### Request
Each line below should be quoted exactly, please.
** Begin Task data **
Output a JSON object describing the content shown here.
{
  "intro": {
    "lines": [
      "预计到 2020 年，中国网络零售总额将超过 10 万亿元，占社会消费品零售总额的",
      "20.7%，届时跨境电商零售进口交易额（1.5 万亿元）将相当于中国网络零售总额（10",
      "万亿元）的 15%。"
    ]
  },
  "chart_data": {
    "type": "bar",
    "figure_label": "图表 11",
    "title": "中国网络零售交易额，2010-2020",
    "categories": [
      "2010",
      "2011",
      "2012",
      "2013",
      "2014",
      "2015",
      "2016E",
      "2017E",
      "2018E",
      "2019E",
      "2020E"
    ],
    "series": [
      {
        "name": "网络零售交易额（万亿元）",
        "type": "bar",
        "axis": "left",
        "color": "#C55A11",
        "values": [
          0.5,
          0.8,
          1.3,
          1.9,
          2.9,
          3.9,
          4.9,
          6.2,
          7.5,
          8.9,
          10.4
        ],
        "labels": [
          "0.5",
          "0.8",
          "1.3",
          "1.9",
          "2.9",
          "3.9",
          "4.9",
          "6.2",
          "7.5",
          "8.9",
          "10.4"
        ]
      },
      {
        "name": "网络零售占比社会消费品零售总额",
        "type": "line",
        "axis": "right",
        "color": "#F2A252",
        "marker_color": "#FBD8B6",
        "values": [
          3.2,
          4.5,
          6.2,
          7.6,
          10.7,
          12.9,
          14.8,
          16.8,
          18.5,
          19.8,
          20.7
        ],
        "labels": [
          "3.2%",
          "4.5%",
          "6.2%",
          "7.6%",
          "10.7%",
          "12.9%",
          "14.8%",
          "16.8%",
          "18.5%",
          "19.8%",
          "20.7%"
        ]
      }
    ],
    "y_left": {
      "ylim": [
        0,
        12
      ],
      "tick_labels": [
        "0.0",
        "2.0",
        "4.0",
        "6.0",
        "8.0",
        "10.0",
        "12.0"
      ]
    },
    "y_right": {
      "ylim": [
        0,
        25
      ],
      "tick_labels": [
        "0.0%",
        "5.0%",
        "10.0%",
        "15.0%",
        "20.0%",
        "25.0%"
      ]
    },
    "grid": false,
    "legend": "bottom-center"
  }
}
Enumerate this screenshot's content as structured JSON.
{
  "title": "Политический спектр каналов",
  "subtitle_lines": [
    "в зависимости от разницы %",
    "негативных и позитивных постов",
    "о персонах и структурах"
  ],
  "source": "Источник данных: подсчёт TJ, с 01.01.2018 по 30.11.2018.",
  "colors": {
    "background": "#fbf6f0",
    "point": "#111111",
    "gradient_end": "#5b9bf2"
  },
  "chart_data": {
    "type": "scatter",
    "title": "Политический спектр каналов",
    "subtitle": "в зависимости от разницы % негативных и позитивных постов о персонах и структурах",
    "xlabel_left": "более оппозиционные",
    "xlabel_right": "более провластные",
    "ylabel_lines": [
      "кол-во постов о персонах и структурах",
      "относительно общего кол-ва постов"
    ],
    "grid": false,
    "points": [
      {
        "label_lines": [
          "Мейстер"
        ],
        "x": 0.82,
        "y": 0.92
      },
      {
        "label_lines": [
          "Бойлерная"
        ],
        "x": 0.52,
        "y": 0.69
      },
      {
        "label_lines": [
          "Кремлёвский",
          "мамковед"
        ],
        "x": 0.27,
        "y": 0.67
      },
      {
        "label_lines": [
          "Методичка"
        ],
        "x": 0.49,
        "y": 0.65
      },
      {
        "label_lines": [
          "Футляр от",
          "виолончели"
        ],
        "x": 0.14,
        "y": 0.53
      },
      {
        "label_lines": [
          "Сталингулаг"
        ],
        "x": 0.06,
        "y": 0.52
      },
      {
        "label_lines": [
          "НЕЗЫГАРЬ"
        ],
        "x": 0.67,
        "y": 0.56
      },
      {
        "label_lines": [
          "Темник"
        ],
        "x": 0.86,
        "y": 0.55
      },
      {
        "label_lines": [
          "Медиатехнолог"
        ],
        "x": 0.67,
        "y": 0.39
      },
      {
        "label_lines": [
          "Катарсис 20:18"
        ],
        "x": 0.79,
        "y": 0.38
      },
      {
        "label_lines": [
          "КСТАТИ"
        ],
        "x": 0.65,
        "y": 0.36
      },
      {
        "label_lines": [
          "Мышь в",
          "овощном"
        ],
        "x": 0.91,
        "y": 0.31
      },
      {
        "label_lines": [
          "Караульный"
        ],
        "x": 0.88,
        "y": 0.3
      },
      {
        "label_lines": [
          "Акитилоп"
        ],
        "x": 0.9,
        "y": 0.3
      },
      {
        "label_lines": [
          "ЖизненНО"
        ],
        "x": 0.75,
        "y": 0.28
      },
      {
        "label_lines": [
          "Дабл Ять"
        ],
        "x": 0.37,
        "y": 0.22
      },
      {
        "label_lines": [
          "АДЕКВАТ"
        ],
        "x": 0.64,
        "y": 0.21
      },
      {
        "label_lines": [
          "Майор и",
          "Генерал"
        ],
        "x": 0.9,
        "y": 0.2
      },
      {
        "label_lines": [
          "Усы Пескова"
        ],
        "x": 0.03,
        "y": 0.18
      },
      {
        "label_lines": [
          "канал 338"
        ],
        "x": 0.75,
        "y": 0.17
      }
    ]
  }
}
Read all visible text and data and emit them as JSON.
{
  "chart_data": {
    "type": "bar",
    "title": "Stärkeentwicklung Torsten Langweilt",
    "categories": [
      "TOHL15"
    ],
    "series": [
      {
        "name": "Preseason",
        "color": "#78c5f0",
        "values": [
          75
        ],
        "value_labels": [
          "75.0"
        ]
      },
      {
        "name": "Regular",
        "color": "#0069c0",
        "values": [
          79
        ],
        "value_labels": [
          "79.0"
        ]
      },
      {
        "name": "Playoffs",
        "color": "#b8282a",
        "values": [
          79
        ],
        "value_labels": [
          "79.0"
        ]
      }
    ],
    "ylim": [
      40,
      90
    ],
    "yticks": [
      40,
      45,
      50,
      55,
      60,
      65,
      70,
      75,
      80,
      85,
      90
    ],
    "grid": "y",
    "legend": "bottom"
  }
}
** End Task data **
### Result of this task
Output a JSON object describing the content shown here.
{
  "intro": {
    "lines": [
      "预计到 2020 年，中国网络零售总额将超过 10 万亿元，占社会消费品零售总额的",
      "20.7%，届时跨境电商零售进口交易额（1.5 万亿元）将相当于中国网络零售总额（10",
      "万亿元）的 15%。"
    ]
  },
  "chart_data": {
    "type": "bar",
    "figure_label": "图表 11",
    "title": "中国网络零售交易额，2010-2020",
    "categories": [
      "2010",
      "2011",
      "2012",
      "2013",
      "2014",
      "2015",
      "2016E",
      "2017E",
      "2018E",
      "2019E",
      "2020E"
    ],
    "series": [
      {
        "name": "网络零售交易额（万亿元）",
        "type": "bar",
        "axis": "left",
        "color": "#C55A11",
        "values": [
          0.5,
          0.8,
          1.3,
          1.9,
          2.9,
          3.9,
          4.9,
          6.2,
          7.5,
          8.9,
          10.4
        ],
        "labels": [
          "0.5",
          "0.8",
          "1.3",
          "1.9",
          "2.9",
          "3.9",
          "4.9",
          "6.2",
          "7.5",
          "8.9",
          "10.4"
        ]
      },
      {
        "name": "网络零售占比社会消费品零售总额",
        "type": "line",
        "axis": "right",
        "color": "#F2A252",
        "marker_color": "#FBD8B6",
        "values": [
          3.2,
          4.5,
          6.2,
          7.6,
          10.7,
          12.9,
          14.8,
          16.8,
          18.5,
          19.8,
          20.7
        ],
        "labels": [
          "3.2%",
          "4.5%",
          "6.2%",
          "7.6%",
          "10.7%",
          "12.9%",
          "14.8%",
          "16.8%",
          "18.5%",
          "19.8%",
          "20.7%"
        ]
      }
    ],
    "y_left": {
      "ylim": [
        0,
        12
      ],
      "tick_labels": [
        "0.0",
        "2.0",
        "4.0",
        "6.0",
        "8.0",
        "10.0",
        "12.0"
      ]
    },
    "y_right": {
      "ylim": [
        0,
        25
      ],
      "tick_labels": [
        "0.0%",
        "5.0%",
        "10.0%",
        "15.0%",
        "20.0%",
        "25.0%"
      ]
    },
    "grid": false,
    "legend": "bottom-center"
  }
}
Enumerate this screenshot's content as structured JSON.
{
  "title": "Политический спектр каналов",
  "subtitle_lines": [
    "в зависимости от разницы %",
    "негативных и позитивных постов",
    "о персонах и структурах"
  ],
  "source": "Источник данных: подсчёт TJ, с 01.01.2018 по 30.11.2018.",
  "colors": {
    "background": "#fbf6f0",
    "point": "#111111",
    "gradient_end": "#5b9bf2"
  },
  "chart_data": {
    "type": "scatter",
    "title": "Политический спектр каналов",
    "subtitle": "в зависимости от разницы % негативных и позитивных постов о персонах и структурах",
    "xlabel_left": "более оппозиционные",
    "xlabel_right": "более провластные",
    "ylabel_lines": [
      "кол-во постов о персонах и структурах",
      "относительно общего кол-ва постов"
    ],
    "grid": false,
    "points": [
      {
        "label_lines": [
          "Мейстер"
        ],
        "x": 0.82,
        "y": 0.92
      },
      {
        "label_lines": [
          "Бойлерная"
        ],
        "x": 0.52,
        "y": 0.69
      },
      {
        "label_lines": [
          "Кремлёвский",
          "мамковед"
        ],
        "x": 0.27,
        "y": 0.67
      },
      {
        "label_lines": [
          "Методичка"
        ],
        "x": 0.49,
        "y": 0.65
      },
      {
        "label_lines": [
          "Футляр от",
          "виолончели"
        ],
        "x": 0.14,
        "y": 0.53
      },
      {
        "label_lines": [
          "Сталингулаг"
        ],
        "x": 0.06,
        "y": 0.52
      },
      {
        "label_lines": [
          "НЕЗЫГАРЬ"
        ],
        "x": 0.67,
        "y": 0.56
      },
      {
        "label_lines": [
          "Темник"
        ],
        "x": 0.86,
        "y": 0.55
      },
      {
        "label_lines": [
          "Медиатехнолог"
        ],
        "x": 0.67,
        "y": 0.39
      },
      {
        "label_lines": [
          "Катарсис 20:18"
        ],
        "x": 0.79,
        "y": 0.38
      },
      {
        "label_lines": [
          "КСТАТИ"
        ],
        "x": 0.65,
        "y": 0.36
      },
      {
        "label_lines": [
          "Мышь в",
          "овощном"
        ],
        "x": 0.91,
        "y": 0.31
      },
      {
        "label_lines": [
          "Караульный"
        ],
        "x": 0.88,
        "y": 0.3
      },
      {
        "label_lines": [
          "Акитилоп"
        ],
        "x": 0.9,
        "y": 0.3
      },
      {
        "label_lines": [
          "ЖизненНО"
        ],
        "x": 0.75,
        "y": 0.28
      },
      {
        "label_lines": [
          "Дабл Ять"
        ],
        "x": 0.37,
        "y": 0.22
      },
      {
        "label_lines": [
          "АДЕКВАТ"
        ],
        "x": 0.64,
        "y": 0.21
      },
      {
        "label_lines": [
          "Майор и",
          "Генерал"
        ],
        "x": 0.9,
        "y": 0.2
      },
      {
        "label_lines": [
          "Усы Пескова"
        ],
        "x": 0.03,
        "y": 0.18
      },
      {
        "label_lines": [
          "канал 338"
        ],
        "x": 0.75,
        "y": 0.17
      }
    ]
  }
}
Read all visible text and data and emit them as JSON.
{
  "chart_data": {
    "type": "bar",
    "title": "Stärkeentwicklung Torsten Langweilt",
    "categories": [
      "TOHL15"
    ],
    "series": [
      {
        "name": "Preseason",
        "color": "#78c5f0",
        "values": [
          75
        ],
        "value_labels": [
          "75.0"
        ]
      },
      {
        "name": "Regular",
        "color": "#0069c0",
        "values": [
          79
        ],
        "value_labels": [
          "79.0"
        ]
      },
      {
        "name": "Playoffs",
        "color": "#b8282a",
        "values": [
          79
        ],
        "value_labels": [
          "79.0"
        ]
      }
    ],
    "ylim": [
      40,
      90
    ],
    "yticks": [
      40,
      45,
      50,
      55,
      60,
      65,
      70,
      75,
      80,
      85,
      90
    ],
    "grid": "y",
    "legend": "bottom"
  }
}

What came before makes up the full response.